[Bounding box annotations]
· · · ·
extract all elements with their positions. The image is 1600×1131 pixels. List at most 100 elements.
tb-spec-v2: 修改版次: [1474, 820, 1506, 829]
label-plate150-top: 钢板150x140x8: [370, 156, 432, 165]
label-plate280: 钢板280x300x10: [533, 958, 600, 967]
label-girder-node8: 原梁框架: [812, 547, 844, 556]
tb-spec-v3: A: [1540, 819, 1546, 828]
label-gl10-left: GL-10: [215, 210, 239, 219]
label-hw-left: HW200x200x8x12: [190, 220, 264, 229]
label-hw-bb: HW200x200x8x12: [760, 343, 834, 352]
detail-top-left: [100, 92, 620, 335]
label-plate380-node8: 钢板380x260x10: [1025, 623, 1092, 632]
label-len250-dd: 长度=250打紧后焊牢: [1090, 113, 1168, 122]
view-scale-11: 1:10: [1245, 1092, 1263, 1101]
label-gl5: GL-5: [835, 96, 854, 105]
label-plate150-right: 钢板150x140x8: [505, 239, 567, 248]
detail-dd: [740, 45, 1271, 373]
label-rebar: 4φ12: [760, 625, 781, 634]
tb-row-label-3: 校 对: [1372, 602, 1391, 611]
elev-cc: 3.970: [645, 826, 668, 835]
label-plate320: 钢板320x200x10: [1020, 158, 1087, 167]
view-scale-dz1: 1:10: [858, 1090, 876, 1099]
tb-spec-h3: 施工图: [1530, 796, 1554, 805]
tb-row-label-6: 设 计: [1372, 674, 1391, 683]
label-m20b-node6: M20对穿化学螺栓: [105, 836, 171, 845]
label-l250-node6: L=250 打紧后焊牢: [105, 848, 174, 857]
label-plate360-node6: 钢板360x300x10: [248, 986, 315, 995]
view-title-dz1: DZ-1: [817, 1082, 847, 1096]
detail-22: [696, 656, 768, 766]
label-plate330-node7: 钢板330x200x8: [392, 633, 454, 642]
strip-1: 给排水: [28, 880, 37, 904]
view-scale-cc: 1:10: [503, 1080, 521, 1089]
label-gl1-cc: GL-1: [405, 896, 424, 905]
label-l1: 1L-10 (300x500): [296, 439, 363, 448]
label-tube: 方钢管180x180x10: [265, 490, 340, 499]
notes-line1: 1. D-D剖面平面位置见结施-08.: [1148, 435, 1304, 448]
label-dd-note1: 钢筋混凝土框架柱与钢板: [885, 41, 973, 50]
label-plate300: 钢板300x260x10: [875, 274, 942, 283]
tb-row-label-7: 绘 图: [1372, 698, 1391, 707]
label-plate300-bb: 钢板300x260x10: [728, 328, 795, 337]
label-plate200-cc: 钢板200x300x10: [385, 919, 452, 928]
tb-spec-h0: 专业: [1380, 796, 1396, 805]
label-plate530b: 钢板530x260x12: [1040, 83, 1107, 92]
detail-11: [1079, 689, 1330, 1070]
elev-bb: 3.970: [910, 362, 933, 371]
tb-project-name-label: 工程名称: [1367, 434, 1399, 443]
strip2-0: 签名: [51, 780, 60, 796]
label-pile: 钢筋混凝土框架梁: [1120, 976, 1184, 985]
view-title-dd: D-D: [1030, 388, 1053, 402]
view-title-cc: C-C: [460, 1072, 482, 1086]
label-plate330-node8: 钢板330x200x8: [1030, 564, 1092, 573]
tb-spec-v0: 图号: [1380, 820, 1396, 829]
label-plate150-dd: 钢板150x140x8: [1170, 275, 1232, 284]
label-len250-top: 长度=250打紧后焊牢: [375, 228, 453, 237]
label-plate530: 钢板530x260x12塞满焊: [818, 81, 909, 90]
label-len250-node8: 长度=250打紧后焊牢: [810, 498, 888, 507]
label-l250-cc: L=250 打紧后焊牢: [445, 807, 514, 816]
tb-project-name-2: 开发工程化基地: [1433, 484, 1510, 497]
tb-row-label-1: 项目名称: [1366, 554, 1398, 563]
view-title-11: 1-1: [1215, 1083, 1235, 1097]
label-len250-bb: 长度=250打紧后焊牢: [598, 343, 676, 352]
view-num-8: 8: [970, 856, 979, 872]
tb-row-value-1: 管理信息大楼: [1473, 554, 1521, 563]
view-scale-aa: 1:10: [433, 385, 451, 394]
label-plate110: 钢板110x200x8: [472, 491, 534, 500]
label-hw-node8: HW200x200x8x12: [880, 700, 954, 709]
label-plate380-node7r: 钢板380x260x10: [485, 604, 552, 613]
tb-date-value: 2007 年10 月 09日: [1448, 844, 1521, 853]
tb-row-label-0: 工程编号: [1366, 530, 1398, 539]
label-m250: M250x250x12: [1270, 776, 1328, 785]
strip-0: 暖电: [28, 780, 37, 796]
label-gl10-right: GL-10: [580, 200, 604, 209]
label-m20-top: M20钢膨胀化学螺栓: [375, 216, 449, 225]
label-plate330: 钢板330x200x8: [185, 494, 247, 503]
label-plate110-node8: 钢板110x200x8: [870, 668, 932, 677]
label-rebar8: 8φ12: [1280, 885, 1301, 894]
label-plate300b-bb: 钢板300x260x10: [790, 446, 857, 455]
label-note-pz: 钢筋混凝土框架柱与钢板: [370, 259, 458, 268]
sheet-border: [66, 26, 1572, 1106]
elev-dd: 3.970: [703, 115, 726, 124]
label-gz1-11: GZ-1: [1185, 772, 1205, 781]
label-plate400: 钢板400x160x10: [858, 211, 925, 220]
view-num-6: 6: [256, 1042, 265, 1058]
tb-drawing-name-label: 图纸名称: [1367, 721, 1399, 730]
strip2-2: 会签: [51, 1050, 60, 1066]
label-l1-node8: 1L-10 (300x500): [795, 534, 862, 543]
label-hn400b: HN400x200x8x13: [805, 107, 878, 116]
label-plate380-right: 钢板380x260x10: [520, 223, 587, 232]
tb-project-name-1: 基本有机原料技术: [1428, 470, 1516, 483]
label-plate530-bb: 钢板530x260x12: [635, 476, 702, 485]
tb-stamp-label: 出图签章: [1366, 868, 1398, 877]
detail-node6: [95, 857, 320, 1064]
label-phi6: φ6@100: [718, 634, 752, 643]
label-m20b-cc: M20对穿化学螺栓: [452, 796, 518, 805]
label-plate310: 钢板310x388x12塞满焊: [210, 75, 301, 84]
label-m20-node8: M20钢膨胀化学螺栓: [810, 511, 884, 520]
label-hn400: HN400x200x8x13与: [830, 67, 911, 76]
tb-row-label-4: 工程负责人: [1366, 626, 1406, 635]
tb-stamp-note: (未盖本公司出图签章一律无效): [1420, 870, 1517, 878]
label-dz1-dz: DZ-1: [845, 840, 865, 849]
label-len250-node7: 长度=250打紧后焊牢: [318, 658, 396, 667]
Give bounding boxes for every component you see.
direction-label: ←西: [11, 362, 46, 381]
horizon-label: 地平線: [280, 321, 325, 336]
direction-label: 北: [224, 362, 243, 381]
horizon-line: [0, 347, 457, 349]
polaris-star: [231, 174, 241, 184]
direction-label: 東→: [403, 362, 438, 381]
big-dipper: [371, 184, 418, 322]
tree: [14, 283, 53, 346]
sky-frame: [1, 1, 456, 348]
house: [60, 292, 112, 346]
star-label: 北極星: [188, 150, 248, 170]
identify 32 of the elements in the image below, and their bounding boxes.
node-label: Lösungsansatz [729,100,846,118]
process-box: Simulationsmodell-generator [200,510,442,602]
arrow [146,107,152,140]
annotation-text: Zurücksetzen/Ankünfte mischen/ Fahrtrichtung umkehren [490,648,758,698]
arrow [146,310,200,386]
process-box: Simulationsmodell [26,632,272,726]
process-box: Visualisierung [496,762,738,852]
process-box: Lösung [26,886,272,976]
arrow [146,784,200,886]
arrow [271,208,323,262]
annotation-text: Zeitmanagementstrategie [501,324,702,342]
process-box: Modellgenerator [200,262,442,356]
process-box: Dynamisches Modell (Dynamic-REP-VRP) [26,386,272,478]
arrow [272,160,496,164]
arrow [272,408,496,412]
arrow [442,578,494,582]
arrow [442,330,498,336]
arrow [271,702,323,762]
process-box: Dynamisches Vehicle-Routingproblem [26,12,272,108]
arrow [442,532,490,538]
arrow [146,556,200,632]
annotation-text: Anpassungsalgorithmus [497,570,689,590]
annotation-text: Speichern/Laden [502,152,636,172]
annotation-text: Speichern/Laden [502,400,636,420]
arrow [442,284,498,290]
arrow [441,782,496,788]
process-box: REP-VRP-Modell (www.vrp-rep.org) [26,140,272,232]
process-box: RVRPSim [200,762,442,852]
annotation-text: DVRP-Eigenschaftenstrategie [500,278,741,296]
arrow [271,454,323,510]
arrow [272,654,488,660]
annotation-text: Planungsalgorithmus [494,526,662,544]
· · · ·
Brief: Duplicate the data from its start through the line containing "label-plate200-cc: 钢板200x300x10: [385, 919, 452, 928]", reproducing every line without alteration.

Solution to this problem:
extract all elements with their positions. The image is 1600×1131 pixels. List at most 100 elements.
tb-spec-v2: 修改版次: [1474, 820, 1506, 829]
label-plate150-top: 钢板150x140x8: [370, 156, 432, 165]
label-plate280: 钢板280x300x10: [533, 958, 600, 967]
label-girder-node8: 原梁框架: [812, 547, 844, 556]
tb-spec-v3: A: [1540, 819, 1546, 828]
label-gl10-left: GL-10: [215, 210, 239, 219]
label-hw-left: HW200x200x8x12: [190, 220, 264, 229]
label-hw-bb: HW200x200x8x12: [760, 343, 834, 352]
detail-top-left: [100, 92, 620, 335]
label-plate380-node8: 钢板380x260x10: [1025, 623, 1092, 632]
label-len250-dd: 长度=250打紧后焊牢: [1090, 113, 1168, 122]
view-scale-11: 1:10: [1245, 1092, 1263, 1101]
label-gl5: GL-5: [835, 96, 854, 105]
label-plate150-right: 钢板150x140x8: [505, 239, 567, 248]
detail-dd: [740, 45, 1271, 373]
label-rebar: 4φ12: [760, 625, 781, 634]
tb-row-label-3: 校 对: [1372, 602, 1391, 611]
elev-cc: 3.970: [645, 826, 668, 835]
label-plate320: 钢板320x200x10: [1020, 158, 1087, 167]
view-scale-dz1: 1:10: [858, 1090, 876, 1099]
tb-spec-h3: 施工图: [1530, 796, 1554, 805]
tb-row-label-6: 设 计: [1372, 674, 1391, 683]
label-m20b-node6: M20对穿化学螺栓: [105, 836, 171, 845]
label-l250-node6: L=250 打紧后焊牢: [105, 848, 174, 857]
label-plate360-node6: 钢板360x300x10: [248, 986, 315, 995]
view-title-dz1: DZ-1: [817, 1082, 847, 1096]
detail-22: [696, 656, 768, 766]
label-plate330-node7: 钢板330x200x8: [392, 633, 454, 642]
strip-1: 给排水: [28, 880, 37, 904]
view-scale-cc: 1:10: [503, 1080, 521, 1089]
label-gl1-cc: GL-1: [405, 896, 424, 905]
label-l1: 1L-10 (300x500): [296, 439, 363, 448]
label-tube: 方钢管180x180x10: [265, 490, 340, 499]
notes-line1: 1. D-D剖面平面位置见结施-08.: [1148, 435, 1304, 448]
label-dd-note1: 钢筋混凝土框架柱与钢板: [885, 41, 973, 50]
label-plate300: 钢板300x260x10: [875, 274, 942, 283]
tb-row-label-7: 绘 图: [1372, 698, 1391, 707]
label-plate300-bb: 钢板300x260x10: [728, 328, 795, 337]
label-plate200-cc: 钢板200x300x10: [385, 919, 452, 928]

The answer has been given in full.